__Given request__: Reproduce the listing below with every "y2-tick-label" swapped for "right-y-tick-label", changing nothing else and leaving out the pictures.

__Record excerpts__:
╔══

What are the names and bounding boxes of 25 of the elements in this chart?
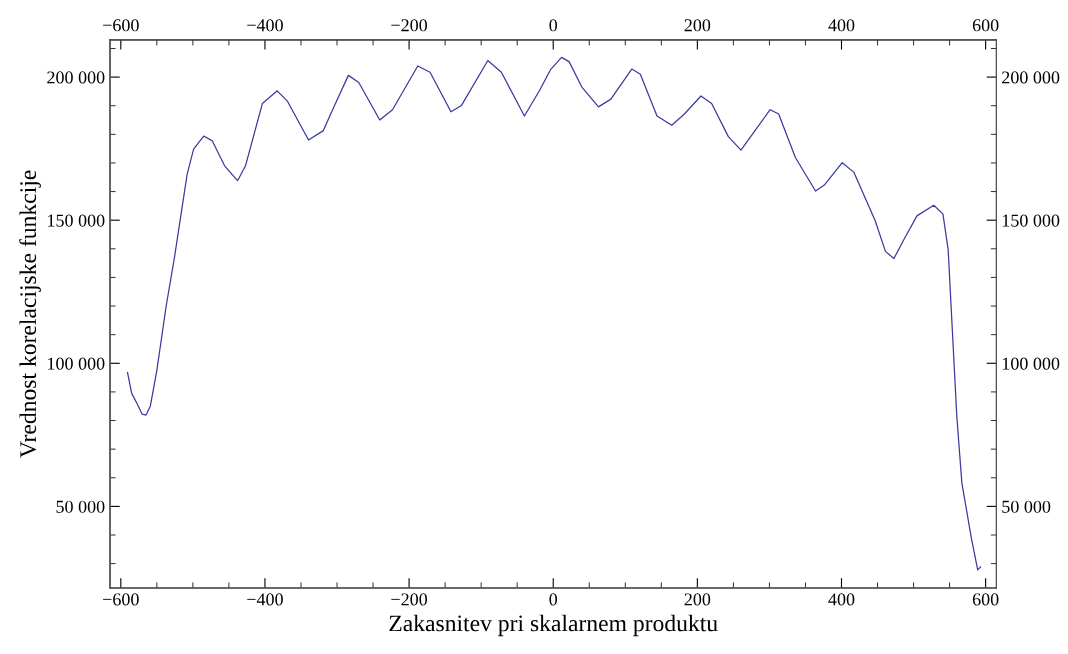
y-tick-label: 200 000 (47, 71, 105, 84)
x-tick-label: 200 (684, 593, 711, 606)
x2-tick-label: 0 (549, 19, 558, 32)
y-tick-label: 100 000 (48, 357, 105, 370)
y2-tick-label: 150 000 (1002, 214, 1060, 227)
y2-tick-label: 100 000 (1002, 357, 1060, 370)
x2-tick-label: 200 (684, 19, 711, 32)
y2-tick-label: 200 000 (1002, 71, 1060, 84)
x-tick-label: −400 (247, 593, 283, 606)
y-axis-title: Vrednost korelacijske funkcije (19, 170, 41, 458)
x2-tick-label: 400 (828, 19, 855, 32)
x2-tick-label: −200 (391, 19, 428, 32)
x2-tick-label: −400 (247, 19, 283, 32)
x-axis-title: Zakasnitev pri skalarnem produktu (389, 614, 718, 637)
line-series (126, 56, 982, 571)
y-tick-label: 50 000 (56, 500, 105, 513)
y2-tick-label: 50 000 (1002, 500, 1051, 513)
x-tick-label: 0 (549, 593, 558, 606)
x2-tick-label: 600 (972, 19, 999, 32)
x-tick-label: 400 (828, 593, 855, 606)
x-tick-label: −200 (391, 593, 428, 606)
y-tick-label: 150 000 (48, 214, 105, 227)
x-tick-label: −600 (103, 593, 139, 606)
x-tick-label: 600 (972, 593, 999, 606)
x2-tick-label: −600 (103, 19, 139, 32)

╚══

__Completed task__:
What are the names and bounding boxes of 25 of the elements in this chart?
y-tick-label: 200 000 (47, 71, 105, 84)
x-tick-label: 200 (684, 593, 711, 606)
x2-tick-label: 0 (549, 19, 558, 32)
y-tick-label: 100 000 (48, 357, 105, 370)
right-y-tick-label: 150 000 (1002, 214, 1060, 227)
right-y-tick-label: 100 000 (1002, 357, 1060, 370)
x2-tick-label: 200 (684, 19, 711, 32)
right-y-tick-label: 200 000 (1002, 71, 1060, 84)
x-tick-label: −400 (247, 593, 283, 606)
y-axis-title: Vrednost korelacijske funkcije (19, 170, 41, 458)
x2-tick-label: 400 (828, 19, 855, 32)
x2-tick-label: −200 (391, 19, 428, 32)
x2-tick-label: −400 (247, 19, 283, 32)
x-axis-title: Zakasnitev pri skalarnem produktu (389, 614, 718, 637)
line-series (126, 56, 982, 571)
y-tick-label: 50 000 (56, 500, 105, 513)
right-y-tick-label: 50 000 (1002, 500, 1051, 513)
x-tick-label: 0 (549, 593, 558, 606)
x2-tick-label: 600 (972, 19, 999, 32)
x-tick-label: 400 (828, 593, 855, 606)
x-tick-label: −200 (391, 593, 428, 606)
y-tick-label: 150 000 (48, 214, 105, 227)
x-tick-label: −600 (103, 593, 139, 606)
x-tick-label: 600 (972, 593, 999, 606)
x2-tick-label: −600 (103, 19, 139, 32)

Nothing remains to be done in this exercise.